JOB: Transcribe each line of the material as it is, and drop any picture.

--- START ---

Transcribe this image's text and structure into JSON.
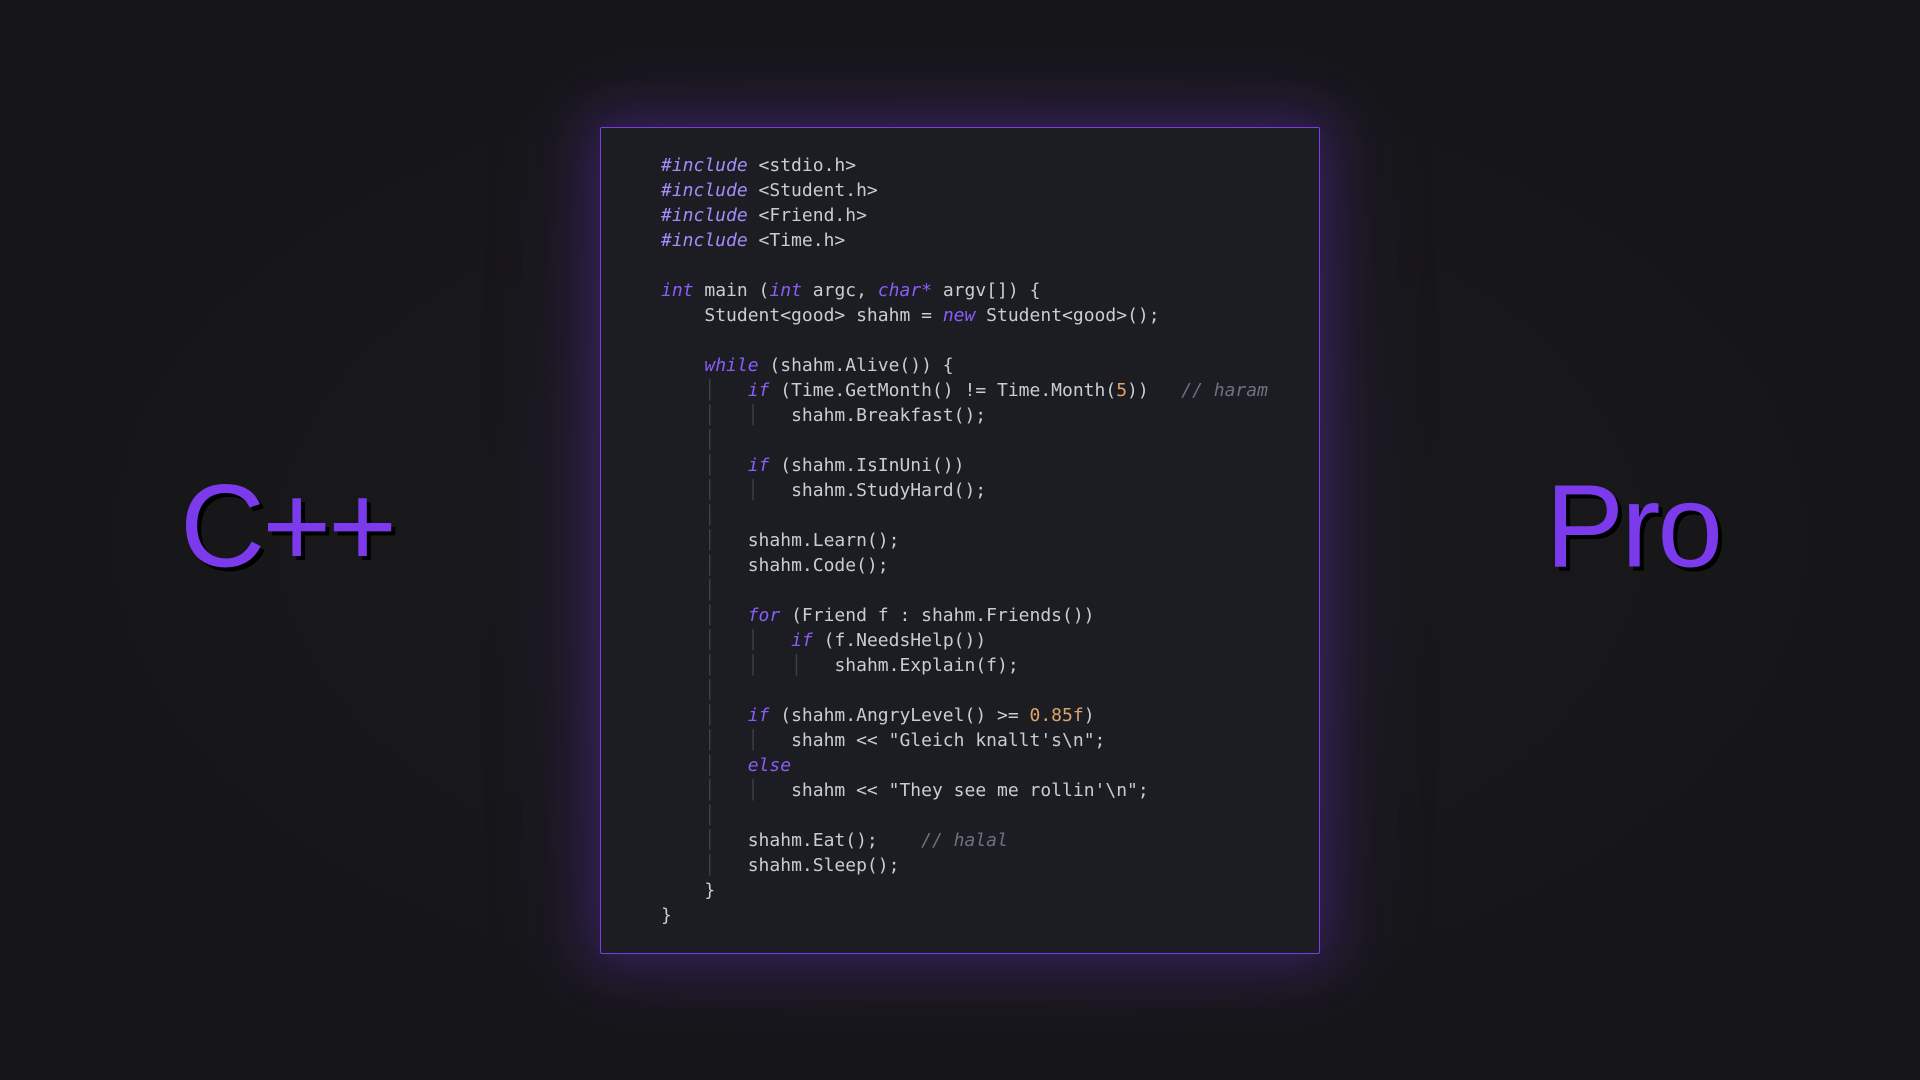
{
  "labels": {
    "left": "C++",
    "right": "Pro"
  },
  "code": {
    "includes": [
      {
        "directive": "#include",
        "header": "<stdio.h>"
      },
      {
        "directive": "#include",
        "header": "<Student.h>"
      },
      {
        "directive": "#include",
        "header": "<Friend.h>"
      },
      {
        "directive": "#include",
        "header": "<Time.h>"
      }
    ],
    "main_sig": {
      "ret": "int",
      "name": "main",
      "p1_type": "int",
      "p1_name": "argc",
      "p2_type": "char*",
      "p2_name": "argv[]"
    },
    "student_line": {
      "type1": "Student",
      "tparam1": "<good>",
      "var": "shahm",
      "eq": "=",
      "newkw": "new",
      "type2": "Student",
      "tparam2": "<good>",
      "tail": "();"
    },
    "while_kw": "while",
    "while_cond": "(shahm.Alive()) {",
    "if1_kw": "if",
    "if1_cond_a": "(Time.GetMonth() != Time.Month(",
    "if1_num": "5",
    "if1_cond_b": "))",
    "if1_cmt": "// haram",
    "if1_body": "shahm.Breakfast();",
    "if2_kw": "if",
    "if2_cond": "(shahm.IsInUni())",
    "if2_body": "shahm.StudyHard();",
    "learn": "shahm.Learn();",
    "code_call": "shahm.Code();",
    "for_kw": "for",
    "for_cond": "(Friend f : shahm.Friends())",
    "for_if_kw": "if",
    "for_if_cond": "(f.NeedsHelp())",
    "for_body": "shahm.Explain(f);",
    "if3_kw": "if",
    "if3_cond_a": "(shahm.AngryLevel() >= ",
    "if3_num": "0.85f",
    "if3_cond_b": ")",
    "if3_body_a": "shahm << ",
    "if3_str": "\"Gleich knallt's\\n\"",
    "if3_body_b": ";",
    "else_kw": "else",
    "else_body_a": "shahm << ",
    "else_str": "\"They see me rollin'\\n\"",
    "else_body_b": ";",
    "eat": "shahm.Eat();",
    "eat_cmt": "// halal",
    "sleep": "shahm.Sleep();",
    "close1": "}",
    "close2": "}",
    "open_brace": "{"
  }
}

--- END ---

RESULT:
Transcribe this image's text and structure into JSON.
{
  "labels": {
    "left": "C++",
    "right": "Pro"
  },
  "code": {
    "includes": [
      {
        "directive": "#include",
        "header": "<stdio.h>"
      },
      {
        "directive": "#include",
        "header": "<Student.h>"
      },
      {
        "directive": "#include",
        "header": "<Friend.h>"
      },
      {
        "directive": "#include",
        "header": "<Time.h>"
      }
    ],
    "main_sig": {
      "ret": "int",
      "name": "main",
      "p1_type": "int",
      "p1_name": "argc",
      "p2_type": "char*",
      "p2_name": "argv[]"
    },
    "student_line": {
      "type1": "Student",
      "tparam1": "<good>",
      "var": "shahm",
      "eq": "=",
      "newkw": "new",
      "type2": "Student",
      "tparam2": "<good>",
      "tail": "();"
    },
    "while_kw": "while",
    "while_cond": "(shahm.Alive()) {",
    "if1_kw": "if",
    "if1_cond_a": "(Time.GetMonth() != Time.Month(",
    "if1_num": "5",
    "if1_cond_b": "))",
    "if1_cmt": "// haram",
    "if1_body": "shahm.Breakfast();",
    "if2_kw": "if",
    "if2_cond": "(shahm.IsInUni())",
    "if2_body": "shahm.StudyHard();",
    "learn": "shahm.Learn();",
    "code_call": "shahm.Code();",
    "for_kw": "for",
    "for_cond": "(Friend f : shahm.Friends())",
    "for_if_kw": "if",
    "for_if_cond": "(f.NeedsHelp())",
    "for_body": "shahm.Explain(f);",
    "if3_kw": "if",
    "if3_cond_a": "(shahm.AngryLevel() >= ",
    "if3_num": "0.85f",
    "if3_cond_b": ")",
    "if3_body_a": "shahm << ",
    "if3_str": "\"Gleich knallt's\\n\"",
    "if3_body_b": ";",
    "else_kw": "else",
    "else_body_a": "shahm << ",
    "else_str": "\"They see me rollin'\\n\"",
    "else_body_b": ";",
    "eat": "shahm.Eat();",
    "eat_cmt": "// halal",
    "sleep": "shahm.Sleep();",
    "close1": "}",
    "close2": "}",
    "open_brace": "{"
  }
}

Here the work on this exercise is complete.